Your task is to copy every line of this material exactly.

** start Records shown **

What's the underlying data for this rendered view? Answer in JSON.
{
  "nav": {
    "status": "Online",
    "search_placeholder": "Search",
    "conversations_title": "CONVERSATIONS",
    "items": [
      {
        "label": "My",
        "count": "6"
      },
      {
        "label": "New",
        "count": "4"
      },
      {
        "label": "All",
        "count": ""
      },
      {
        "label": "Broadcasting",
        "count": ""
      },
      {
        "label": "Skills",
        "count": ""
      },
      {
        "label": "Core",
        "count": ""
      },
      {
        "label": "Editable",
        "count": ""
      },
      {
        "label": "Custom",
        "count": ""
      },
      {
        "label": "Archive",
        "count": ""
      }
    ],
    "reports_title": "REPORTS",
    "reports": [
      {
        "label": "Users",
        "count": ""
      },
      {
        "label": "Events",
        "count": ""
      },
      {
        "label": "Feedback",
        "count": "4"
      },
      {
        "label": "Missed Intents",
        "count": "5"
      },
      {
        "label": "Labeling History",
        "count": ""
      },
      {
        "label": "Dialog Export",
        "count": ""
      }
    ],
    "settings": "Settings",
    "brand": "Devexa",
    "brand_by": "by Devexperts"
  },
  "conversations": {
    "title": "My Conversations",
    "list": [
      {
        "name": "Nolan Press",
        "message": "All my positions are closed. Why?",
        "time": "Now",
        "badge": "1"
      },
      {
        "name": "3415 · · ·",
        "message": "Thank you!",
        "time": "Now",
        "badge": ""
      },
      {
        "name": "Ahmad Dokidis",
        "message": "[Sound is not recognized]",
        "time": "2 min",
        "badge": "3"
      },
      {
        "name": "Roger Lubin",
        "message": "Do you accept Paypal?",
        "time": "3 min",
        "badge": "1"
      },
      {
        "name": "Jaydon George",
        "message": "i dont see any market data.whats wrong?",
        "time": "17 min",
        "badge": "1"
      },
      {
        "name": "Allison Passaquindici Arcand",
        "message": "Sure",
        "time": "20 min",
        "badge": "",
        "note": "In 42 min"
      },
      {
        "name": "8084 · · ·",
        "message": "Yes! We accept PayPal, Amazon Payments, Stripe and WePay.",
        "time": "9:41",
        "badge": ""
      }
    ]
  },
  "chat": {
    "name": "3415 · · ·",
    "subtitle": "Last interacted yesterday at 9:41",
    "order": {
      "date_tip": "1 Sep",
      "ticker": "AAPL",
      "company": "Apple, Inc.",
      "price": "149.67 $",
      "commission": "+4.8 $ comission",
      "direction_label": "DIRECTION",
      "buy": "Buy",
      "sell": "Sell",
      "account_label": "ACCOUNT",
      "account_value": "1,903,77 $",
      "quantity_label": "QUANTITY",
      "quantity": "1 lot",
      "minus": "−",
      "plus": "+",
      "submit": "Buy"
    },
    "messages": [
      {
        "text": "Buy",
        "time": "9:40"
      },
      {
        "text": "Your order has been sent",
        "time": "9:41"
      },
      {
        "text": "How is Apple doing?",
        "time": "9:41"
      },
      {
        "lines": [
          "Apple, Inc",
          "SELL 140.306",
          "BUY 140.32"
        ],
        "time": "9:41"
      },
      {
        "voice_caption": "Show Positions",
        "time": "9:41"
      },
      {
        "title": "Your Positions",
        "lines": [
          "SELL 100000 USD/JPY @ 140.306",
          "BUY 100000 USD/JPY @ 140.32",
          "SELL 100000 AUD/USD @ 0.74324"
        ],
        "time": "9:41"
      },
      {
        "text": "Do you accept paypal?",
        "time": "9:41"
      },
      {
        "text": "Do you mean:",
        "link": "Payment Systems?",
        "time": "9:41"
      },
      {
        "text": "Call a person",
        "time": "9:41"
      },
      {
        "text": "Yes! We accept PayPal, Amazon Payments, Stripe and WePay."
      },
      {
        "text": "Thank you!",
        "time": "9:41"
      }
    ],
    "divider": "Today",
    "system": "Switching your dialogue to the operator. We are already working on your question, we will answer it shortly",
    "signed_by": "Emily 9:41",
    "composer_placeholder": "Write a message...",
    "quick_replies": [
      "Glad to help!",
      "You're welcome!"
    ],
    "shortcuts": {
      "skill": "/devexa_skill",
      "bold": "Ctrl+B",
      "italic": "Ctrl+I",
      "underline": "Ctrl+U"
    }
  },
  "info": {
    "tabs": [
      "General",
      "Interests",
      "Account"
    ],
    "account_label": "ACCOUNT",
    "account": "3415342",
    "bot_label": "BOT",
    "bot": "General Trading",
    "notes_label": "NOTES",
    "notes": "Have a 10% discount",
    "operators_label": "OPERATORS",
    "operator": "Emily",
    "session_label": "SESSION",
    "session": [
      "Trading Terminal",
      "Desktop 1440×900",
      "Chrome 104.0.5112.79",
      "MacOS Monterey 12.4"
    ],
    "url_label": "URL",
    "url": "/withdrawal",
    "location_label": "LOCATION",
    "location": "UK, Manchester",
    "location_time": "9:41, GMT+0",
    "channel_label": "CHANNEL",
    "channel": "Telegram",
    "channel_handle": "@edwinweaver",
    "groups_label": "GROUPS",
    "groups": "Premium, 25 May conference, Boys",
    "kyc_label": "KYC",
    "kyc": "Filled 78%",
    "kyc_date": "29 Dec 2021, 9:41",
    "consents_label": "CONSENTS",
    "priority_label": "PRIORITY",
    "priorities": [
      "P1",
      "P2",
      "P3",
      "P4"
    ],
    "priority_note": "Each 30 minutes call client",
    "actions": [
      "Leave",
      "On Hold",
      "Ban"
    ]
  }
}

** end Records shown **

#### Complete answer:
What's the underlying data for this rendered view? Answer in JSON.
{
  "nav": {
    "status": "Online",
    "search_placeholder": "Search",
    "conversations_title": "CONVERSATIONS",
    "items": [
      {
        "label": "My",
        "count": "6"
      },
      {
        "label": "New",
        "count": "4"
      },
      {
        "label": "All",
        "count": ""
      },
      {
        "label": "Broadcasting",
        "count": ""
      },
      {
        "label": "Skills",
        "count": ""
      },
      {
        "label": "Core",
        "count": ""
      },
      {
        "label": "Editable",
        "count": ""
      },
      {
        "label": "Custom",
        "count": ""
      },
      {
        "label": "Archive",
        "count": ""
      }
    ],
    "reports_title": "REPORTS",
    "reports": [
      {
        "label": "Users",
        "count": ""
      },
      {
        "label": "Events",
        "count": ""
      },
      {
        "label": "Feedback",
        "count": "4"
      },
      {
        "label": "Missed Intents",
        "count": "5"
      },
      {
        "label": "Labeling History",
        "count": ""
      },
      {
        "label": "Dialog Export",
        "count": ""
      }
    ],
    "settings": "Settings",
    "brand": "Devexa",
    "brand_by": "by Devexperts"
  },
  "conversations": {
    "title": "My Conversations",
    "list": [
      {
        "name": "Nolan Press",
        "message": "All my positions are closed. Why?",
        "time": "Now",
        "badge": "1"
      },
      {
        "name": "3415 · · ·",
        "message": "Thank you!",
        "time": "Now",
        "badge": ""
      },
      {
        "name": "Ahmad Dokidis",
        "message": "[Sound is not recognized]",
        "time": "2 min",
        "badge": "3"
      },
      {
        "name": "Roger Lubin",
        "message": "Do you accept Paypal?",
        "time": "3 min",
        "badge": "1"
      },
      {
        "name": "Jaydon George",
        "message": "i dont see any market data.whats wrong?",
        "time": "17 min",
        "badge": "1"
      },
      {
        "name": "Allison Passaquindici Arcand",
        "message": "Sure",
        "time": "20 min",
        "badge": "",
        "note": "In 42 min"
      },
      {
        "name": "8084 · · ·",
        "message": "Yes! We accept PayPal, Amazon Payments, Stripe and WePay.",
        "time": "9:41",
        "badge": ""
      }
    ]
  },
  "chat": {
    "name": "3415 · · ·",
    "subtitle": "Last interacted yesterday at 9:41",
    "order": {
      "date_tip": "1 Sep",
      "ticker": "AAPL",
      "company": "Apple, Inc.",
      "price": "149.67 $",
      "commission": "+4.8 $ comission",
      "direction_label": "DIRECTION",
      "buy": "Buy",
      "sell": "Sell",
      "account_label": "ACCOUNT",
      "account_value": "1,903,77 $",
      "quantity_label": "QUANTITY",
      "quantity": "1 lot",
      "minus": "−",
      "plus": "+",
      "submit": "Buy"
    },
    "messages": [
      {
        "text": "Buy",
        "time": "9:40"
      },
      {
        "text": "Your order has been sent",
        "time": "9:41"
      },
      {
        "text": "How is Apple doing?",
        "time": "9:41"
      },
      {
        "lines": [
          "Apple, Inc",
          "SELL 140.306",
          "BUY 140.32"
        ],
        "time": "9:41"
      },
      {
        "voice_caption": "Show Positions",
        "time": "9:41"
      },
      {
        "title": "Your Positions",
        "lines": [
          "SELL 100000 USD/JPY @ 140.306",
          "BUY 100000 USD/JPY @ 140.32",
          "SELL 100000 AUD/USD @ 0.74324"
        ],
        "time": "9:41"
      },
      {
        "text": "Do you accept paypal?",
        "time": "9:41"
      },
      {
        "text": "Do you mean:",
        "link": "Payment Systems?",
        "time": "9:41"
      },
      {
        "text": "Call a person",
        "time": "9:41"
      },
      {
        "text": "Yes! We accept PayPal, Amazon Payments, Stripe and WePay."
      },
      {
        "text": "Thank you!",
        "time": "9:41"
      }
    ],
    "divider": "Today",
    "system": "Switching your dialogue to the operator. We are already working on your question, we will answer it shortly",
    "signed_by": "Emily 9:41",
    "composer_placeholder": "Write a message...",
    "quick_replies": [
      "Glad to help!",
      "You're welcome!"
    ],
    "shortcuts": {
      "skill": "/devexa_skill",
      "bold": "Ctrl+B",
      "italic": "Ctrl+I",
      "underline": "Ctrl+U"
    }
  },
  "info": {
    "tabs": [
      "General",
      "Interests",
      "Account"
    ],
    "account_label": "ACCOUNT",
    "account": "3415342",
    "bot_label": "BOT",
    "bot": "General Trading",
    "notes_label": "NOTES",
    "notes": "Have a 10% discount",
    "operators_label": "OPERATORS",
    "operator": "Emily",
    "session_label": "SESSION",
    "session": [
      "Trading Terminal",
      "Desktop 1440×900",
      "Chrome 104.0.5112.79",
      "MacOS Monterey 12.4"
    ],
    "url_label": "URL",
    "url": "/withdrawal",
    "location_label": "LOCATION",
    "location": "UK, Manchester",
    "location_time": "9:41, GMT+0",
    "channel_label": "CHANNEL",
    "channel": "Telegram",
    "channel_handle": "@edwinweaver",
    "groups_label": "GROUPS",
    "groups": "Premium, 25 May conference, Boys",
    "kyc_label": "KYC",
    "kyc": "Filled 78%",
    "kyc_date": "29 Dec 2021, 9:41",
    "consents_label": "CONSENTS",
    "priority_label": "PRIORITY",
    "priorities": [
      "P1",
      "P2",
      "P3",
      "P4"
    ],
    "priority_note": "Each 30 minutes call client",
    "actions": [
      "Leave",
      "On Hold",
      "Ban"
    ]
  }
}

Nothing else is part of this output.